Recorded data
++++++++++++++++++++

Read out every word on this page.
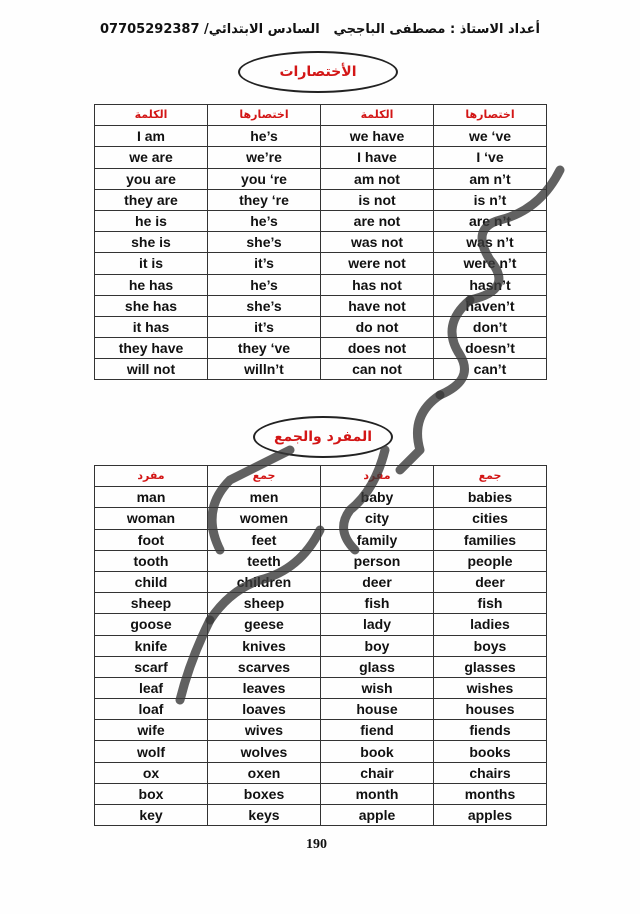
السادس الابتدائي/ 07705292387 أعداد الاستاذ : مصطفى الباججي
الأختصارات
الكلمة	اختصارها	الكلمة	اختصارها
I am	he’s	we have	we ‘ve
we are	we’re	I have	I ‘ve
you are	you ‘re	am not	am n’t
they are	they ‘re	is not	is n’t
he is	he’s	are not	are n’t
she is	she’s	was not	was n’t
it is	it’s	were not	were n’t
he has	he’s	has not	hasn’t
she has	she’s	have not	haven’t
it has	it’s	do not	don’t
they have	they ‘ve	does not	doesn’t
will not	willn’t	can not	can’t
المفرد والجمع
مفرد	جمع	مفرد	جمع
man	men	baby	babies
woman	women	city	cities
foot	feet	family	families
tooth	teeth	person	people
child	children	deer	deer
sheep	sheep	fish	fish
goose	geese	lady	ladies
knife	knives	boy	boys
scarf	scarves	glass	glasses
leaf	leaves	wish	wishes
loaf	loaves	house	houses
wife	wives	fiend	fiends
wolf	wolves	book	books
ox	oxen	chair	chairs
box	boxes	month	months
key	keys	apple	apples
190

++++++++++++++++++++

**TASK DETAILS:**
Without including the pictures, reproduce all entries exactly.

**EXERCISE RESPONSE:**
Read out every word on this page.
السادس الابتدائي/ 07705292387 أعداد الاستاذ : مصطفى الباججي
الأختصارات
الكلمة	اختصارها	الكلمة	اختصارها
I am	he’s	we have	we ‘ve
we are	we’re	I have	I ‘ve
you are	you ‘re	am not	am n’t
they are	they ‘re	is not	is n’t
he is	he’s	are not	are n’t
she is	she’s	was not	was n’t
it is	it’s	were not	were n’t
he has	he’s	has not	hasn’t
she has	she’s	have not	haven’t
it has	it’s	do not	don’t
they have	they ‘ve	does not	doesn’t
will not	willn’t	can not	can’t
المفرد والجمع
مفرد	جمع	مفرد	جمع
man	men	baby	babies
woman	women	city	cities
foot	feet	family	families
tooth	teeth	person	people
child	children	deer	deer
sheep	sheep	fish	fish
goose	geese	lady	ladies
knife	knives	boy	boys
scarf	scarves	glass	glasses
leaf	leaves	wish	wishes
loaf	loaves	house	houses
wife	wives	fiend	fiends
wolf	wolves	book	books
ox	oxen	chair	chairs
box	boxes	month	months
key	keys	apple	apples
190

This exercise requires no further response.